• [Problem description] Can the data below be echoed back word for word?

━━━ Provided data ━━━

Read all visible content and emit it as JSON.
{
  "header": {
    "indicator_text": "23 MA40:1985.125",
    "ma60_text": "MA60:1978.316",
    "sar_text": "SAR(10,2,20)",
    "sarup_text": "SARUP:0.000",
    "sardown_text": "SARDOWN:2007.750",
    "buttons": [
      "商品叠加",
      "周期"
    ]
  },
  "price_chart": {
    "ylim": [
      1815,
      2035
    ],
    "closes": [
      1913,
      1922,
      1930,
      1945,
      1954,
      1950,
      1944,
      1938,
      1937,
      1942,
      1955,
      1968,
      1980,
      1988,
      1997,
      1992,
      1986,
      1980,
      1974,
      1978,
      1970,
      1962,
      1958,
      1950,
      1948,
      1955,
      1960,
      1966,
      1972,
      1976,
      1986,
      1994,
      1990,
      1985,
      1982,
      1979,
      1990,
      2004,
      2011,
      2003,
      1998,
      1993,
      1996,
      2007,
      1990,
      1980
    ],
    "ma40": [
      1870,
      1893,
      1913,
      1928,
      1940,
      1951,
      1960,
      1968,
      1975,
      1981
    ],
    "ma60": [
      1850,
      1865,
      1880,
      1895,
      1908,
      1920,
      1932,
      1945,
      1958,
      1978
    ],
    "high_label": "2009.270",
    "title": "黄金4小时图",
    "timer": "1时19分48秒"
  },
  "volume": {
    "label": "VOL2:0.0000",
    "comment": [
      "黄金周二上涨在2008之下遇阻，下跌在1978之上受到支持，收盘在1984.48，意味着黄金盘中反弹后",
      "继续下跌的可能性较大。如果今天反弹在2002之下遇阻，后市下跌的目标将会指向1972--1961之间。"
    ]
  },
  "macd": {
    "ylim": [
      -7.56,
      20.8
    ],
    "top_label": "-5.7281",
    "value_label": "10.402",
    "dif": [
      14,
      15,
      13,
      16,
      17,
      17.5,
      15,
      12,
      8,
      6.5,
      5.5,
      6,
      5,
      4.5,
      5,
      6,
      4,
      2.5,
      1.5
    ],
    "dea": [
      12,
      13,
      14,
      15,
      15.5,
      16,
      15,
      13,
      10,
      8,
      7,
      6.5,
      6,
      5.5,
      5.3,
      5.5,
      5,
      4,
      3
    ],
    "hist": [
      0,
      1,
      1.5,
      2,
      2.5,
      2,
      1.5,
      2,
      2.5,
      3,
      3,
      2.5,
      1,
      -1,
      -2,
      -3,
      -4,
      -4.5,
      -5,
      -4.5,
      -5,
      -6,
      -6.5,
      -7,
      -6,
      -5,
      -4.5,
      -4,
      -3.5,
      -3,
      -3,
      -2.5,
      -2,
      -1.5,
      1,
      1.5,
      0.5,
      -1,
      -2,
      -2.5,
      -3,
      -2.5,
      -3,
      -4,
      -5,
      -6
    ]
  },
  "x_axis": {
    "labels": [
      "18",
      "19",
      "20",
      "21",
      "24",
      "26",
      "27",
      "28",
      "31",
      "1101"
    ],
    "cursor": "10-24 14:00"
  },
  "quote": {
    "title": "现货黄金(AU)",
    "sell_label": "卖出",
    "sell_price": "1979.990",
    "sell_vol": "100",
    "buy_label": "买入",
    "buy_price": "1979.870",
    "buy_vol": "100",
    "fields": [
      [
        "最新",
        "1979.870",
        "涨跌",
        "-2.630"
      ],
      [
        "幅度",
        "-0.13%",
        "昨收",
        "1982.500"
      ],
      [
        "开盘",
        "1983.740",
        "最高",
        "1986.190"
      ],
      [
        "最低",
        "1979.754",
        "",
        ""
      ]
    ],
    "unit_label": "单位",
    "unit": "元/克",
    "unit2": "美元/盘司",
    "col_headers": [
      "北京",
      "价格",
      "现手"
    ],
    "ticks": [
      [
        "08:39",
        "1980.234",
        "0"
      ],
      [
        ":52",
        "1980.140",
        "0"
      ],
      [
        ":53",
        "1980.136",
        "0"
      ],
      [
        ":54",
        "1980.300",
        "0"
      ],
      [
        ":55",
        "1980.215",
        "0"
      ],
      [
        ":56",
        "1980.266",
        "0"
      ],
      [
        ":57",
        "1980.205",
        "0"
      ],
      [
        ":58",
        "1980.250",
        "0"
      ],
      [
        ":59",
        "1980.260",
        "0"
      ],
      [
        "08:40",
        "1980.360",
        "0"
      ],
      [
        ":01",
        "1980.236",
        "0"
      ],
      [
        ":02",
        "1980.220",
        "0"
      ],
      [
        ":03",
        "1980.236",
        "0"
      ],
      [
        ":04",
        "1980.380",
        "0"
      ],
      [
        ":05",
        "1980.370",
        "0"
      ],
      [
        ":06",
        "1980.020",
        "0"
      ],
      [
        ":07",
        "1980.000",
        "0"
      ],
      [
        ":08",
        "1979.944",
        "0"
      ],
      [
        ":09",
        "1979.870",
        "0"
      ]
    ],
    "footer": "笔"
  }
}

━━━

• [Result of this exercise]
Read all visible content and emit it as JSON.
{
  "header": {
    "indicator_text": "23 MA40:1985.125",
    "ma60_text": "MA60:1978.316",
    "sar_text": "SAR(10,2,20)",
    "sarup_text": "SARUP:0.000",
    "sardown_text": "SARDOWN:2007.750",
    "buttons": [
      "商品叠加",
      "周期"
    ]
  },
  "price_chart": {
    "ylim": [
      1815,
      2035
    ],
    "closes": [
      1913,
      1922,
      1930,
      1945,
      1954,
      1950,
      1944,
      1938,
      1937,
      1942,
      1955,
      1968,
      1980,
      1988,
      1997,
      1992,
      1986,
      1980,
      1974,
      1978,
      1970,
      1962,
      1958,
      1950,
      1948,
      1955,
      1960,
      1966,
      1972,
      1976,
      1986,
      1994,
      1990,
      1985,
      1982,
      1979,
      1990,
      2004,
      2011,
      2003,
      1998,
      1993,
      1996,
      2007,
      1990,
      1980
    ],
    "ma40": [
      1870,
      1893,
      1913,
      1928,
      1940,
      1951,
      1960,
      1968,
      1975,
      1981
    ],
    "ma60": [
      1850,
      1865,
      1880,
      1895,
      1908,
      1920,
      1932,
      1945,
      1958,
      1978
    ],
    "high_label": "2009.270",
    "title": "黄金4小时图",
    "timer": "1时19分48秒"
  },
  "volume": {
    "label": "VOL2:0.0000",
    "comment": [
      "黄金周二上涨在2008之下遇阻，下跌在1978之上受到支持，收盘在1984.48，意味着黄金盘中反弹后",
      "继续下跌的可能性较大。如果今天反弹在2002之下遇阻，后市下跌的目标将会指向1972--1961之间。"
    ]
  },
  "macd": {
    "ylim": [
      -7.56,
      20.8
    ],
    "top_label": "-5.7281",
    "value_label": "10.402",
    "dif": [
      14,
      15,
      13,
      16,
      17,
      17.5,
      15,
      12,
      8,
      6.5,
      5.5,
      6,
      5,
      4.5,
      5,
      6,
      4,
      2.5,
      1.5
    ],
    "dea": [
      12,
      13,
      14,
      15,
      15.5,
      16,
      15,
      13,
      10,
      8,
      7,
      6.5,
      6,
      5.5,
      5.3,
      5.5,
      5,
      4,
      3
    ],
    "hist": [
      0,
      1,
      1.5,
      2,
      2.5,
      2,
      1.5,
      2,
      2.5,
      3,
      3,
      2.5,
      1,
      -1,
      -2,
      -3,
      -4,
      -4.5,
      -5,
      -4.5,
      -5,
      -6,
      -6.5,
      -7,
      -6,
      -5,
      -4.5,
      -4,
      -3.5,
      -3,
      -3,
      -2.5,
      -2,
      -1.5,
      1,
      1.5,
      0.5,
      -1,
      -2,
      -2.5,
      -3,
      -2.5,
      -3,
      -4,
      -5,
      -6
    ]
  },
  "x_axis": {
    "labels": [
      "18",
      "19",
      "20",
      "21",
      "24",
      "26",
      "27",
      "28",
      "31",
      "1101"
    ],
    "cursor": "10-24 14:00"
  },
  "quote": {
    "title": "现货黄金(AU)",
    "sell_label": "卖出",
    "sell_price": "1979.990",
    "sell_vol": "100",
    "buy_label": "买入",
    "buy_price": "1979.870",
    "buy_vol": "100",
    "fields": [
      [
        "最新",
        "1979.870",
        "涨跌",
        "-2.630"
      ],
      [
        "幅度",
        "-0.13%",
        "昨收",
        "1982.500"
      ],
      [
        "开盘",
        "1983.740",
        "最高",
        "1986.190"
      ],
      [
        "最低",
        "1979.754",
        "",
        ""
      ]
    ],
    "unit_label": "单位",
    "unit": "元/克",
    "unit2": "美元/盘司",
    "col_headers": [
      "北京",
      "价格",
      "现手"
    ],
    "ticks": [
      [
        "08:39",
        "1980.234",
        "0"
      ],
      [
        ":52",
        "1980.140",
        "0"
      ],
      [
        ":53",
        "1980.136",
        "0"
      ],
      [
        ":54",
        "1980.300",
        "0"
      ],
      [
        ":55",
        "1980.215",
        "0"
      ],
      [
        ":56",
        "1980.266",
        "0"
      ],
      [
        ":57",
        "1980.205",
        "0"
      ],
      [
        ":58",
        "1980.250",
        "0"
      ],
      [
        ":59",
        "1980.260",
        "0"
      ],
      [
        "08:40",
        "1980.360",
        "0"
      ],
      [
        ":01",
        "1980.236",
        "0"
      ],
      [
        ":02",
        "1980.220",
        "0"
      ],
      [
        ":03",
        "1980.236",
        "0"
      ],
      [
        ":04",
        "1980.380",
        "0"
      ],
      [
        ":05",
        "1980.370",
        "0"
      ],
      [
        ":06",
        "1980.020",
        "0"
      ],
      [
        ":07",
        "1980.000",
        "0"
      ],
      [
        ":08",
        "1979.944",
        "0"
      ],
      [
        ":09",
        "1979.870",
        "0"
      ]
    ],
    "footer": "笔"
  }
}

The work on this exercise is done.